*What is expected:*
Make an exact transcription of the material, leaving out all images.
----
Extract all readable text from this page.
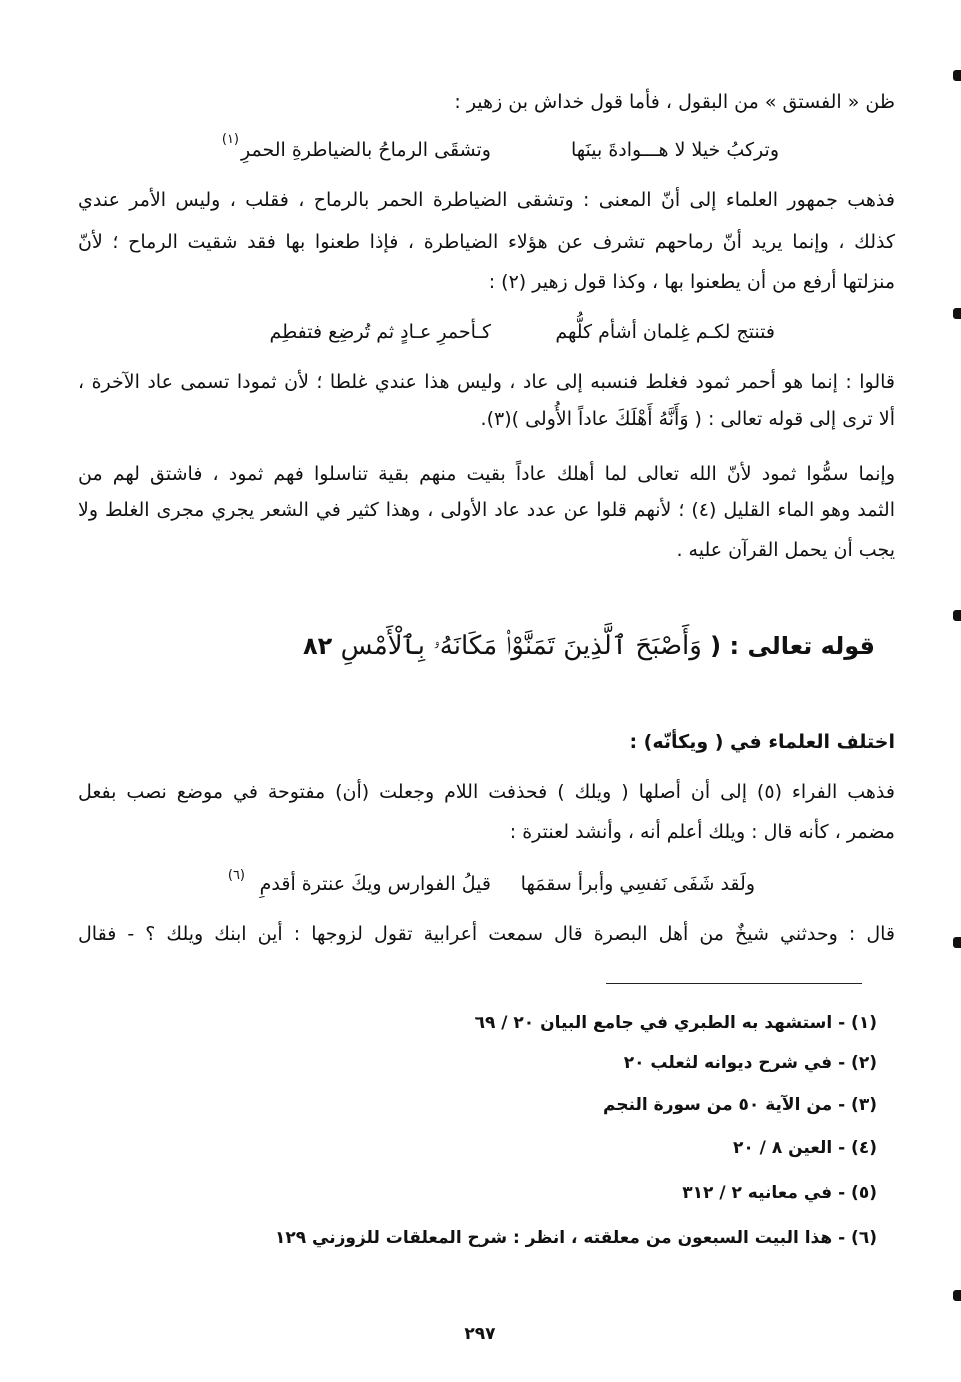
ظن « الفستق » من البقول ، فأما قول خداش بن زهير :
وتركبُ خيلا لا هـــوادةَ بينَها
وتشقَى الرماحُ بالضياطرةِ الحمرِ
(١)
فذهب جمهور العلماء إلى أنّ المعنى : وتشقى الضياطرة الحمر بالرماح ، فقلب ، وليس الأمر عندي
كذلك ، وإنما يريد أنّ رماحهم تشرف عن هؤلاء الضياطرة ، فإذا طعنوا بها فقد شقيت الرماح ؛ لأنّ
منزلتها أرفع من أن يطعنوا بها ، وكذا قول زهير (٢) :
فتنتج لكـم غِلمان أشأم كلُّهم
كـأحمرِ عـادٍ ثم تُرضِع فتفطِم
قالوا : إنما هو أحمر ثمود فغلط فنسبه إلى عاد ، وليس هذا عندي غلطا ؛ لأن ثمودا تسمى عاد الآخرة ،
ألا ترى إلى قوله تعالى : ( وَأَنَّهُ أَهْلَكَ عاداً الأُولى )(٣).
وإنما سمُّوا ثمود لأنّ الله تعالى لما أهلك عاداً بقيت منهم بقية تناسلوا فهم ثمود ، فاشتق لهم من
الثمد وهو الماء القليل (٤) ؛ لأنهم قلوا عن عدد عاد الأولى ، وهذا كثير في الشعر يجري مجرى الغلط ولا
يجب أن يحمل القرآن عليه .
قوله تعالى : ( وَأَصْبَحَ ٱلَّذِينَ تَمَنَّوْا۟ مَكَانَهُۥ بِٱلْأَمْسِ ٨٢
اختلف العلماء في ( ويكأنّه) :
فذهب الفراء (٥) إلى أن أصلها ( ويلك ) فحذفت اللام وجعلت (أن) مفتوحة في موضع نصب بفعل
مضمر ، كأنه قال : ويلك أعلم أنه ، وأنشد لعنترة :
ولَقد شَفَى نَفسِي وأبرأ سقمَها
قيلُ الفوارس ويكَ عنترة أقدمِ
(٦)
قال : وحدثني شيخٌ من أهل البصرة قال سمعت أعرابية تقول لزوجها : أين ابنك ويلك ؟ - فقال
(١) - استشهد به الطبري في جامع البيان ٢٠ / ٦٩
(٢) - في شرح ديوانه لثعلب ٢٠
(٣) - من الآية ٥٠ من سورة النجم
(٤) - العين ٨ / ٢٠
(٥) - في معانيه ٢ / ٣١٢
(٦) - هذا البيت السبعون من معلقته ، انظر : شرح المعلقات للزوزني ١٢٩
٢٩٧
----
*Answer to this exercise:*
Extract all readable text from this page.
ظن « الفستق » من البقول ، فأما قول خداش بن زهير :
وتركبُ خيلا لا هـــوادةَ بينَها
وتشقَى الرماحُ بالضياطرةِ الحمرِ
(١)
فذهب جمهور العلماء إلى أنّ المعنى : وتشقى الضياطرة الحمر بالرماح ، فقلب ، وليس الأمر عندي
كذلك ، وإنما يريد أنّ رماحهم تشرف عن هؤلاء الضياطرة ، فإذا طعنوا بها فقد شقيت الرماح ؛ لأنّ
منزلتها أرفع من أن يطعنوا بها ، وكذا قول زهير (٢) :
فتنتج لكـم غِلمان أشأم كلُّهم
كـأحمرِ عـادٍ ثم تُرضِع فتفطِم
قالوا : إنما هو أحمر ثمود فغلط فنسبه إلى عاد ، وليس هذا عندي غلطا ؛ لأن ثمودا تسمى عاد الآخرة ،
ألا ترى إلى قوله تعالى : ( وَأَنَّهُ أَهْلَكَ عاداً الأُولى )(٣).
وإنما سمُّوا ثمود لأنّ الله تعالى لما أهلك عاداً بقيت منهم بقية تناسلوا فهم ثمود ، فاشتق لهم من
الثمد وهو الماء القليل (٤) ؛ لأنهم قلوا عن عدد عاد الأولى ، وهذا كثير في الشعر يجري مجرى الغلط ولا
يجب أن يحمل القرآن عليه .
قوله تعالى : ( وَأَصْبَحَ ٱلَّذِينَ تَمَنَّوْا۟ مَكَانَهُۥ بِٱلْأَمْسِ ٨٢
اختلف العلماء في ( ويكأنّه) :
فذهب الفراء (٥) إلى أن أصلها ( ويلك ) فحذفت اللام وجعلت (أن) مفتوحة في موضع نصب بفعل
مضمر ، كأنه قال : ويلك أعلم أنه ، وأنشد لعنترة :
ولَقد شَفَى نَفسِي وأبرأ سقمَها
قيلُ الفوارس ويكَ عنترة أقدمِ
(٦)
قال : وحدثني شيخٌ من أهل البصرة قال سمعت أعرابية تقول لزوجها : أين ابنك ويلك ؟ - فقال
(١) - استشهد به الطبري في جامع البيان ٢٠ / ٦٩
(٢) - في شرح ديوانه لثعلب ٢٠
(٣) - من الآية ٥٠ من سورة النجم
(٤) - العين ٨ / ٢٠
(٥) - في معانيه ٢ / ٣١٢
(٦) - هذا البيت السبعون من معلقته ، انظر : شرح المعلقات للزوزني ١٢٩
٢٩٧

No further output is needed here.